Find the number of lines in these records where the word "Orta" appears. Reply with that number and nothing more.

Dataset listings of figures:
- - -
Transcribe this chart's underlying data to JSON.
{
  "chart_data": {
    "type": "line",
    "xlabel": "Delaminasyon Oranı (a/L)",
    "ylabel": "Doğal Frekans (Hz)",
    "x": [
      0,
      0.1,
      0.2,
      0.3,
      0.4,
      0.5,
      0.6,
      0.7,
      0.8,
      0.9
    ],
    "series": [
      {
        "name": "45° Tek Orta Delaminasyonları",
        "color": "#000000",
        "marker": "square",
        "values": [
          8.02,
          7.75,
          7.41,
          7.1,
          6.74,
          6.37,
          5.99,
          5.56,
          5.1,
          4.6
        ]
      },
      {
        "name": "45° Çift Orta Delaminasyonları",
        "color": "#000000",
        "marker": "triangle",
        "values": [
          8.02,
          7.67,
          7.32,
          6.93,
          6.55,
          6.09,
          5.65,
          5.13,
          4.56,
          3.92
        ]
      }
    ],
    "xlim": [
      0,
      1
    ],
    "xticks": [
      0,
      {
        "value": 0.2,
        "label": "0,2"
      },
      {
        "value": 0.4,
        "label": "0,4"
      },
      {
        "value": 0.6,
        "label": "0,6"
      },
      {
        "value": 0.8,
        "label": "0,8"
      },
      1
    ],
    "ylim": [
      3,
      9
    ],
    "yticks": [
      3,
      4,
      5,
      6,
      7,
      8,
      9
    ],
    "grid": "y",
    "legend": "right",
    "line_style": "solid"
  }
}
- - -
SOLUTION TO THIS PROBLEM: 2